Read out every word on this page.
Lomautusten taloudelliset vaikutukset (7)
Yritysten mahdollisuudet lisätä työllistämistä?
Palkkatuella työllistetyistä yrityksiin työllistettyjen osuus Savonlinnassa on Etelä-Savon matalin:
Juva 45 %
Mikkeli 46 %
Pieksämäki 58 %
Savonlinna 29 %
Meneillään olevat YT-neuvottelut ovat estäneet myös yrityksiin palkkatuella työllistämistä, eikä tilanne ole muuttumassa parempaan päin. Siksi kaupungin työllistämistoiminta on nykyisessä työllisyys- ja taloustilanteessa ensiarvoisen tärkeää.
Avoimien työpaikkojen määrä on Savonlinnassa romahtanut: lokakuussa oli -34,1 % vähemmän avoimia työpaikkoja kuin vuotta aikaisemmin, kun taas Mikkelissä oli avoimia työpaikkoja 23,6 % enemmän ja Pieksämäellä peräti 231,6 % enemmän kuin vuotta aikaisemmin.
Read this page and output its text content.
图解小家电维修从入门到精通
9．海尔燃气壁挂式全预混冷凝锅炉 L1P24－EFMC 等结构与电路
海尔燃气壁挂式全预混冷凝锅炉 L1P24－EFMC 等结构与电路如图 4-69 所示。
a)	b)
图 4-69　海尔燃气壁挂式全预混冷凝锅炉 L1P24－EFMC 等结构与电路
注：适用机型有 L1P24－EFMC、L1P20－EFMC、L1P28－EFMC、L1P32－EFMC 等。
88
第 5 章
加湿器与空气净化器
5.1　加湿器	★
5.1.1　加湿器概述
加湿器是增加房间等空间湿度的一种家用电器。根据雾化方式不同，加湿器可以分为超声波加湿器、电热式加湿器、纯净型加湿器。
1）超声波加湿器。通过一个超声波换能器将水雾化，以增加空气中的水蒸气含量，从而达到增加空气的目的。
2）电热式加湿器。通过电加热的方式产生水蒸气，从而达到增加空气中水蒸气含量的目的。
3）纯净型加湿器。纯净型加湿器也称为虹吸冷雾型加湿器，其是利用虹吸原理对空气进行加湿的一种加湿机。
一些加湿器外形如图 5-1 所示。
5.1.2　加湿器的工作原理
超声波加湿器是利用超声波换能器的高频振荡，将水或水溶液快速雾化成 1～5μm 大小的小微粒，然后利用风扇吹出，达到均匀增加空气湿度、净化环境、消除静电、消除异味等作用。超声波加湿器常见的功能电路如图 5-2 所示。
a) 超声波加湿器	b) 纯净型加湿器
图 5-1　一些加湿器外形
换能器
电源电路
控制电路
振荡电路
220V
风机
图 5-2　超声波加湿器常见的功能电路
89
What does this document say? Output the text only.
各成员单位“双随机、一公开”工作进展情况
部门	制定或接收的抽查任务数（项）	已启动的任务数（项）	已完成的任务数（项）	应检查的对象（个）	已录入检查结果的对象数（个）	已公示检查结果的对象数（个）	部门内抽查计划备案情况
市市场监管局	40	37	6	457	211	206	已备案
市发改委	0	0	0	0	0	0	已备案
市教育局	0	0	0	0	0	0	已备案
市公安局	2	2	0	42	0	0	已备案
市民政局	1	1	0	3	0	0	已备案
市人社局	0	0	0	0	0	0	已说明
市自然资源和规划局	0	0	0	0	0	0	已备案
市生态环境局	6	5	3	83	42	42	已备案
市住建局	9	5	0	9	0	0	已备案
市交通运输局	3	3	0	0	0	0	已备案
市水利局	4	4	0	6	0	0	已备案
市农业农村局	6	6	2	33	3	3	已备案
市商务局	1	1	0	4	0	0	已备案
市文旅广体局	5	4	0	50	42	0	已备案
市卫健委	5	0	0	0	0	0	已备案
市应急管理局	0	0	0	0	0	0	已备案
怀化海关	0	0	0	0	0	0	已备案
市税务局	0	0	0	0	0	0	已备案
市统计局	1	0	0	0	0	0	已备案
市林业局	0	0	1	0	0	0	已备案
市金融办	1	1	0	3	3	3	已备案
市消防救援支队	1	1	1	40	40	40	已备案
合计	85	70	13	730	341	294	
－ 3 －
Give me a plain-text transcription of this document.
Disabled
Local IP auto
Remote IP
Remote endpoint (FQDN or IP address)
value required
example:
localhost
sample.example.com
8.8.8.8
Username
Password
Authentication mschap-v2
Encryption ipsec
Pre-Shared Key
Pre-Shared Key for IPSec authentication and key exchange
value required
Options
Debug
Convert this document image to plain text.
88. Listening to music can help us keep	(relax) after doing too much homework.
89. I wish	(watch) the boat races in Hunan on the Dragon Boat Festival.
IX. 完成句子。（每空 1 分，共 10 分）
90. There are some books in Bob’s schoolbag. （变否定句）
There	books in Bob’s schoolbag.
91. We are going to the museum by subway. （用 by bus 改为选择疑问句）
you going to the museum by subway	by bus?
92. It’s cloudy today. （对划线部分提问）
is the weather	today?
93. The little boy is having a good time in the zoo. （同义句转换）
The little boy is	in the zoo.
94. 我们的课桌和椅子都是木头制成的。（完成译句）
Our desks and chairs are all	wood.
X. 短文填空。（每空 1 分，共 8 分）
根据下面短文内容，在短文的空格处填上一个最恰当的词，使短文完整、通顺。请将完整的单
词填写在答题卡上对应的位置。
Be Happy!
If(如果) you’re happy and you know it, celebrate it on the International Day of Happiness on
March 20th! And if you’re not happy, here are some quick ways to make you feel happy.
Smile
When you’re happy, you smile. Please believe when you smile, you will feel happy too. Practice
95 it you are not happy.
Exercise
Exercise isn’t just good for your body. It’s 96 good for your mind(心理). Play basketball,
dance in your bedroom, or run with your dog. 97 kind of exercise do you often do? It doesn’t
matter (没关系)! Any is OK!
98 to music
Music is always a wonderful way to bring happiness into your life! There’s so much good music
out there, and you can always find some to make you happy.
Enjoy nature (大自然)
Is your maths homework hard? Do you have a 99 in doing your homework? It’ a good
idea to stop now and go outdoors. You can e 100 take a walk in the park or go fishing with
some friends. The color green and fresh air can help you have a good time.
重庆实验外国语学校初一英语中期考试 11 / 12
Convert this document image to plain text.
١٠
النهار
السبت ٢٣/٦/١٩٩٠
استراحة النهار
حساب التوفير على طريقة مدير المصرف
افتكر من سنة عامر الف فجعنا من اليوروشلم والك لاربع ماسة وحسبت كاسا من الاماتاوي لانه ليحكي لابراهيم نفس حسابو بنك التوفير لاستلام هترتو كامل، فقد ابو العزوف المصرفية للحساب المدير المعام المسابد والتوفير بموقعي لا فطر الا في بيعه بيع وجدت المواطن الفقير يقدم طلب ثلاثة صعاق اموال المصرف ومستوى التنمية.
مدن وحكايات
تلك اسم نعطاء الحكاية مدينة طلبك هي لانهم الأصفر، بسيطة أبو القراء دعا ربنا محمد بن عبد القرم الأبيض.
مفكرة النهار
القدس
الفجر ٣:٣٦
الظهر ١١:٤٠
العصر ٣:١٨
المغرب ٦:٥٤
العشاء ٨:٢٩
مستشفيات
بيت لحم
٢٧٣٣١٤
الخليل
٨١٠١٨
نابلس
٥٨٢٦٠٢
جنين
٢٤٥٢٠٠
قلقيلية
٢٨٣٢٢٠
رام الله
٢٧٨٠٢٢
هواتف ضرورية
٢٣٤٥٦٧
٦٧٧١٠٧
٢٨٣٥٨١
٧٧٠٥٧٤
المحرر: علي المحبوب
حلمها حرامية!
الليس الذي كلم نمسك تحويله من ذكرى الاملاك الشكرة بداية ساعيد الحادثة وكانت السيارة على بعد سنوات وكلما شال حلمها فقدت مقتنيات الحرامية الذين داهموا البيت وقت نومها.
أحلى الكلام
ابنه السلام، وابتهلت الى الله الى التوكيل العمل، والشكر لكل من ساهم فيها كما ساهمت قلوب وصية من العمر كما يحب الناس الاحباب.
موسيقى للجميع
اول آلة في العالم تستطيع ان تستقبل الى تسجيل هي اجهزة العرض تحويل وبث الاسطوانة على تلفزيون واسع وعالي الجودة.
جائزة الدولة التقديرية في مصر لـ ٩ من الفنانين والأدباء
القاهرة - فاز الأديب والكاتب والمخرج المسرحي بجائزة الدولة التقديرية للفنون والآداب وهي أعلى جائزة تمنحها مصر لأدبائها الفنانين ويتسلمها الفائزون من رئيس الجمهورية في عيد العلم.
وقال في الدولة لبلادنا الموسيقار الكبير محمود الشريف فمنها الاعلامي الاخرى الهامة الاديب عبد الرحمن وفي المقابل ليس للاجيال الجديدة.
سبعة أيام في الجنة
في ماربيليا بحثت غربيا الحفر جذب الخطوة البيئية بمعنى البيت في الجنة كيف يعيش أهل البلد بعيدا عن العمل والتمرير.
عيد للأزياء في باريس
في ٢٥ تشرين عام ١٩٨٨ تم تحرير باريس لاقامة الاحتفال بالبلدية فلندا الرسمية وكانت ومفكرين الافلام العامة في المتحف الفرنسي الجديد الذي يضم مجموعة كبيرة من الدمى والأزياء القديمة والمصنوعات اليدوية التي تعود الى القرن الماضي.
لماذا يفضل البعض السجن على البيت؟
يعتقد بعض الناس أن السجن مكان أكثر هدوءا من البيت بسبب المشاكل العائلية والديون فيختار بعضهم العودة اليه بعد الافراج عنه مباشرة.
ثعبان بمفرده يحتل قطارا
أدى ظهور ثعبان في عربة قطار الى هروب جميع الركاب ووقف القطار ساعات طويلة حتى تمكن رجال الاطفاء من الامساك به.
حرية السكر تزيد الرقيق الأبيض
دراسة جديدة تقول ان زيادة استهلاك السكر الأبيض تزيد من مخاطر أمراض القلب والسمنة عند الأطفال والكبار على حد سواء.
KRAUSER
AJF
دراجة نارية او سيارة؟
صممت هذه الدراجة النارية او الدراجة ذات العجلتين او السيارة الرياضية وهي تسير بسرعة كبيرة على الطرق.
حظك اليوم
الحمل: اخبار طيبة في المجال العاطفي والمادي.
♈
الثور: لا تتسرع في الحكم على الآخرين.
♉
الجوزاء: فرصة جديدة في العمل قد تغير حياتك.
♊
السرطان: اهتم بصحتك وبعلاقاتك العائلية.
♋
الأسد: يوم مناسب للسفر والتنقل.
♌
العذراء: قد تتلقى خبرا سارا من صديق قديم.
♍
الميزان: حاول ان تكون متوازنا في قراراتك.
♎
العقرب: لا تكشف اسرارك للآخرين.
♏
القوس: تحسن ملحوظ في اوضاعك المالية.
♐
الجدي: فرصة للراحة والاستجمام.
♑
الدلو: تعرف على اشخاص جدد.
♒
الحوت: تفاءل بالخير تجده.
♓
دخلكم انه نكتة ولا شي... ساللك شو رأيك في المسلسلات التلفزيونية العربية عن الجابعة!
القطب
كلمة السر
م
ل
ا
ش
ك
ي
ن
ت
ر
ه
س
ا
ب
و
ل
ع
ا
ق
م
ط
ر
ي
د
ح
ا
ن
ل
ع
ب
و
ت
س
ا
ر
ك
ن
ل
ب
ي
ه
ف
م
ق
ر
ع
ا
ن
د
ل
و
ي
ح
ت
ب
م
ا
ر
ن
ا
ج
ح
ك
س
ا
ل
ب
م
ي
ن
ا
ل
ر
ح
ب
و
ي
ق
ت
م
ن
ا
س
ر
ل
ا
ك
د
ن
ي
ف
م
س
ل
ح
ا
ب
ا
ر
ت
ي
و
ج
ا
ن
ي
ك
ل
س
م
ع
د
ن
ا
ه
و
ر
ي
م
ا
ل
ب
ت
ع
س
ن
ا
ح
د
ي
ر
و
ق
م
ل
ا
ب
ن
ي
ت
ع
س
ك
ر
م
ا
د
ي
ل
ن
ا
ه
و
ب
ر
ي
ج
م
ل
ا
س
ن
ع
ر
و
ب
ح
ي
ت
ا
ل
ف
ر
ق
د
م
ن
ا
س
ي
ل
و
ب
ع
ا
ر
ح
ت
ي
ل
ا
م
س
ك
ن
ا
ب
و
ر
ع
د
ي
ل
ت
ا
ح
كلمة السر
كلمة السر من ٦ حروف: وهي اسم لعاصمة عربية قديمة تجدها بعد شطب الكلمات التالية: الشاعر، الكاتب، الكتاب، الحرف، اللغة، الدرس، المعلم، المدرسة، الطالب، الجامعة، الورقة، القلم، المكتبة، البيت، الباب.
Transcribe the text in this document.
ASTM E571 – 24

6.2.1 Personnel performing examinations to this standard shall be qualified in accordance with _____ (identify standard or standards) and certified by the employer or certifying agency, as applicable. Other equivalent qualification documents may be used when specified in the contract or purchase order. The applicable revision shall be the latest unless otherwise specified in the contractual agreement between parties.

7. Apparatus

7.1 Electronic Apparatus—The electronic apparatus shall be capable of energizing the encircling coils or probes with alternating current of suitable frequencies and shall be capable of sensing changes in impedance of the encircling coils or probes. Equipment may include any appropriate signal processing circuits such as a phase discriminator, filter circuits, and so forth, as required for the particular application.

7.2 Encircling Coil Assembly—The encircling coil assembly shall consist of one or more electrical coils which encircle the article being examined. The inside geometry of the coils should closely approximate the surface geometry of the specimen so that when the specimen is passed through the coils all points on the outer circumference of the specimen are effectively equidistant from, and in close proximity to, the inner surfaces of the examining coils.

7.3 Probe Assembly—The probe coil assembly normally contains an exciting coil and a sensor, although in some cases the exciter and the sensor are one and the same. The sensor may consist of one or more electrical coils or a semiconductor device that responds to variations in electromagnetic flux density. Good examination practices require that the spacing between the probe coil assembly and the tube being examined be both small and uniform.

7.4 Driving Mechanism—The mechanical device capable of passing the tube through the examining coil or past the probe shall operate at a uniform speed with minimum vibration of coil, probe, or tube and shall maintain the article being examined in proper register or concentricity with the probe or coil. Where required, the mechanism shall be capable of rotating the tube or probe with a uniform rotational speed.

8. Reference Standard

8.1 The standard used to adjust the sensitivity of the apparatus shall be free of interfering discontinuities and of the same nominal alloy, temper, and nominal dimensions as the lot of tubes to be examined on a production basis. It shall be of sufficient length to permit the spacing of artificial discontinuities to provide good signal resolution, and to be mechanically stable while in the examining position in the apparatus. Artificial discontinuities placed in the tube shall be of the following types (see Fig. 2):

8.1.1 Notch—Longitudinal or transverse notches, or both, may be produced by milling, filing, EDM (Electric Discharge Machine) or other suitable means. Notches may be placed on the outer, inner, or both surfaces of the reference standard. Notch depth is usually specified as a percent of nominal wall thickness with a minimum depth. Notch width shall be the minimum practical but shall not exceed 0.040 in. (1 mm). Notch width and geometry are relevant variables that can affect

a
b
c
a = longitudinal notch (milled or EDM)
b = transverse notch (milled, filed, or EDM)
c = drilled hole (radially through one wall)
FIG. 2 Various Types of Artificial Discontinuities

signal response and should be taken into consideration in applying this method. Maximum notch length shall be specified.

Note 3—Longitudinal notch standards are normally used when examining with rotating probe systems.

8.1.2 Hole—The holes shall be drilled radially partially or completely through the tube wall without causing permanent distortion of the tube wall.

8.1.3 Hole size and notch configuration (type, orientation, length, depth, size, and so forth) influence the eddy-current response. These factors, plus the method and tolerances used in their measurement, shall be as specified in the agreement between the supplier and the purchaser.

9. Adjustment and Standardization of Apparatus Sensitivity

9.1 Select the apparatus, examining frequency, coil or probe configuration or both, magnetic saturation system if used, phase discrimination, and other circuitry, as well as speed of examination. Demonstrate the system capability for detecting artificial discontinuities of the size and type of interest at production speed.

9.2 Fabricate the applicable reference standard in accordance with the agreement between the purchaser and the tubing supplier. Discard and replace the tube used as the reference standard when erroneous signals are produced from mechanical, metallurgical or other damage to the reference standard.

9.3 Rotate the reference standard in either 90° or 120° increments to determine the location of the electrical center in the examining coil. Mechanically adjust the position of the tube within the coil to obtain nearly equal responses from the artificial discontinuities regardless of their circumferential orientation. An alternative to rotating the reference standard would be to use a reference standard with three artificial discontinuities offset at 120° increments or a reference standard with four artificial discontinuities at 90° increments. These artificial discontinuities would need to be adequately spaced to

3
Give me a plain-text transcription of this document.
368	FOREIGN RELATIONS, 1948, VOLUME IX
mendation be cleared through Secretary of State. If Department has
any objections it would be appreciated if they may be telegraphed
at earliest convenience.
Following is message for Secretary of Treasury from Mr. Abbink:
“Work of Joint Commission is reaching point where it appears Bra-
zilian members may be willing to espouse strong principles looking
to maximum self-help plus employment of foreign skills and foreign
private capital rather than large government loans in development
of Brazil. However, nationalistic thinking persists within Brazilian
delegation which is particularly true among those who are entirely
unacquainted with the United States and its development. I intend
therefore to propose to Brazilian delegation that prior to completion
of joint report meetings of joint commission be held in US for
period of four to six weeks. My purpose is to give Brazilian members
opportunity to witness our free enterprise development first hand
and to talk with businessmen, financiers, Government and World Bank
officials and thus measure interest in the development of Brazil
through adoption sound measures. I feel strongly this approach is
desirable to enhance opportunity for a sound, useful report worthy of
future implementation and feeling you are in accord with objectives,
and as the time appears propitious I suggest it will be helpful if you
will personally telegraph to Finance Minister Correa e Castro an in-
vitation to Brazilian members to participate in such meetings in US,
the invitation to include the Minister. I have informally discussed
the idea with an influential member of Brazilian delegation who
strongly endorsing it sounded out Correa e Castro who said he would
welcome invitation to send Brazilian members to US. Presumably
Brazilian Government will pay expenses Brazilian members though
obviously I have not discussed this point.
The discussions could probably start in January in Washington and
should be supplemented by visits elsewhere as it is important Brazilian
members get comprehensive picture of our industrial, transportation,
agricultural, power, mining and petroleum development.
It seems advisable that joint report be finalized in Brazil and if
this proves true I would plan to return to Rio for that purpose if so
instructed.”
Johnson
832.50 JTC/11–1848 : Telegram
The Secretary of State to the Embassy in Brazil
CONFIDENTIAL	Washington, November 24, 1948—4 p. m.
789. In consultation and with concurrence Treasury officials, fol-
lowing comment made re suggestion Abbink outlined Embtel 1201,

Written exercise:
Search the data for "should". Copy every line that has it.

Output below:
7.2 Encircling Coil Assembly—The encircling coil assembly shall consist of one or more electrical coils which encircle the article being examined. The inside geometry of the coils should closely approximate the surface geometry of the specimen so that when the specimen is passed through the coils all points on the outer circumference of the specimen are effectively equidistant from, and in close proximity to, the inner surfaces of the examining coils.
signal response and should be taken into consideration in applying this method. Maximum notch length shall be specified.
should be supplemented by visits elsewhere as it is important Brazilian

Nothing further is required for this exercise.